## Data entries
# # # # # # #
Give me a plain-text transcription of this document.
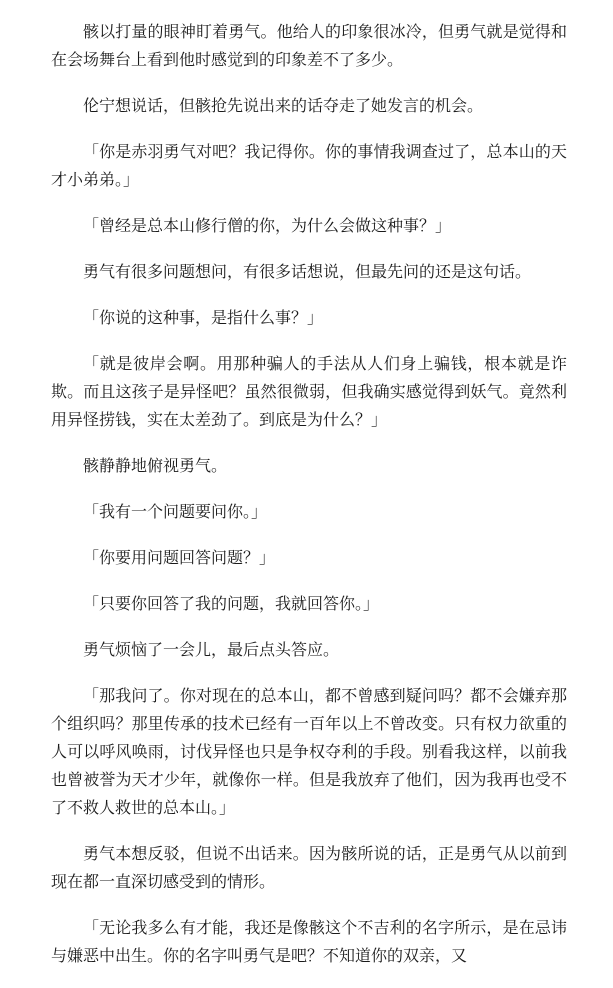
骸以打量的眼神盯着勇气。他给人的印象很冰冷，但勇气就是觉得和在会场舞台上看到他时感觉到的印象差不了多少。

伦宁想说话，但骸抢先说出来的话夺走了她发言的机会。

「你是赤羽勇气对吧？我记得你。你的事情我调查过了，总本山的天才小弟弟。」

「曾经是总本山修行僧的你，为什么会做这种事？」

勇气有很多问题想问，有很多话想说，但最先问的还是这句话。

「你说的这种事，是指什么事？」

「就是彼岸会啊。用那种骗人的手法从人们身上骗钱，根本就是诈欺。而且这孩子是异怪吧？虽然很微弱，但我确实感觉得到妖气。竟然利用异怪捞钱，实在太差劲了。到底是为什么？」

骸静静地俯视勇气。

「我有一个问题要问你。」

「你要用问题回答问题？」

「只要你回答了我的问题，我就回答你。」

勇气烦恼了一会儿，最后点头答应。

「那我问了。你对现在的总本山，都不曾感到疑问吗？都不会嫌弃那个组织吗？那里传承的技术已经有一百年以上不曾改变。只有权力欲重的人可以呼风唤雨，讨伐异怪也只是争权夺利的手段。别看我这样，以前我也曾被誉为天才少年，就像你一样。但是我放弃了他们，因为我再也受不了不救人救世的总本山。」

勇气本想反驳，但说不出话来。因为骸所说的话，正是勇气从以前到现在都一直深切感受到的情形。

「无论我多么有才能，我还是像骸这个不吉利的名字所示，是在忌讳与嫌恶中出生。你的名字叫勇气是吧？不知道你的双亲，又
# # # # # # #
## Your instructions
Transcribe all of the records above character for character. Exclude the pictures.

## Full output
Give me a plain-text transcription of this document.
骸以打量的眼神盯着勇气。他给人的印象很冰冷，但勇气就是觉得和在会场舞台上看到他时感觉到的印象差不了多少。

伦宁想说话，但骸抢先说出来的话夺走了她发言的机会。

「你是赤羽勇气对吧？我记得你。你的事情我调查过了，总本山的天才小弟弟。」

「曾经是总本山修行僧的你，为什么会做这种事？」

勇气有很多问题想问，有很多话想说，但最先问的还是这句话。

「你说的这种事，是指什么事？」

「就是彼岸会啊。用那种骗人的手法从人们身上骗钱，根本就是诈欺。而且这孩子是异怪吧？虽然很微弱，但我确实感觉得到妖气。竟然利用异怪捞钱，实在太差劲了。到底是为什么？」

骸静静地俯视勇气。

「我有一个问题要问你。」

「你要用问题回答问题？」

「只要你回答了我的问题，我就回答你。」

勇气烦恼了一会儿，最后点头答应。

「那我问了。你对现在的总本山，都不曾感到疑问吗？都不会嫌弃那个组织吗？那里传承的技术已经有一百年以上不曾改变。只有权力欲重的人可以呼风唤雨，讨伐异怪也只是争权夺利的手段。别看我这样，以前我也曾被誉为天才少年，就像你一样。但是我放弃了他们，因为我再也受不了不救人救世的总本山。」

勇气本想反驳，但说不出话来。因为骸所说的话，正是勇气从以前到现在都一直深切感受到的情形。

「无论我多么有才能，我还是像骸这个不吉利的名字所示，是在忌讳与嫌恶中出生。你的名字叫勇气是吧？不知道你的双亲，又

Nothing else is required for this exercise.